▶ _Problem details_
Repeat the material in full. Keep every line exactly as it is.
— Start —
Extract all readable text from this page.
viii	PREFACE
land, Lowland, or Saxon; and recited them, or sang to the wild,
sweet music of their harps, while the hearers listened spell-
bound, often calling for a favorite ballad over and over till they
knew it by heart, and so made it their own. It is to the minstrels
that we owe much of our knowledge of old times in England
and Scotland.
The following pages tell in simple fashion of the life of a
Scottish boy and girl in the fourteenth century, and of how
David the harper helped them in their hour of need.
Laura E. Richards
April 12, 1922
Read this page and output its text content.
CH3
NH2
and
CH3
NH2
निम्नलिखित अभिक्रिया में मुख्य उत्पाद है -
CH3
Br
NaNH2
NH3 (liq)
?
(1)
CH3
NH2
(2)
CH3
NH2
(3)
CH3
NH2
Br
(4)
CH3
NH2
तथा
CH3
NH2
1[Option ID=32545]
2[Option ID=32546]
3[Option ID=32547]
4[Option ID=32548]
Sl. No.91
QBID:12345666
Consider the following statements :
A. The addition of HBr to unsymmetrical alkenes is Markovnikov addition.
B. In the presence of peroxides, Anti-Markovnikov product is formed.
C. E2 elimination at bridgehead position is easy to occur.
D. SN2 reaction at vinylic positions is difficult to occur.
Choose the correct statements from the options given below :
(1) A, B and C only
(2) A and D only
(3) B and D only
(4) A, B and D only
— End —
▶ _Task response_
Extract all readable text from this page.
viii	PREFACE
land, Lowland, or Saxon; and recited them, or sang to the wild,
sweet music of their harps, while the hearers listened spell-
bound, often calling for a favorite ballad over and over till they
knew it by heart, and so made it their own. It is to the minstrels
that we owe much of our knowledge of old times in England
and Scotland.
The following pages tell in simple fashion of the life of a
Scottish boy and girl in the fourteenth century, and of how
David the harper helped them in their hour of need.
Laura E. Richards
April 12, 1922
Read this page and output its text content.
CH3
NH2
and
CH3
NH2
निम्नलिखित अभिक्रिया में मुख्य उत्पाद है -
CH3
Br
NaNH2
NH3 (liq)
?
(1)
CH3
NH2
(2)
CH3
NH2
(3)
CH3
NH2
Br
(4)
CH3
NH2
तथा
CH3
NH2
1[Option ID=32545]
2[Option ID=32546]
3[Option ID=32547]
4[Option ID=32548]
Sl. No.91
QBID:12345666
Consider the following statements :
A. The addition of HBr to unsymmetrical alkenes is Markovnikov addition.
B. In the presence of peroxides, Anti-Markovnikov product is formed.
C. E2 elimination at bridgehead position is easy to occur.
D. SN2 reaction at vinylic positions is difficult to occur.
Choose the correct statements from the options given below :
(1) A, B and C only
(2) A and D only
(3) B and D only
(4) A, B and D only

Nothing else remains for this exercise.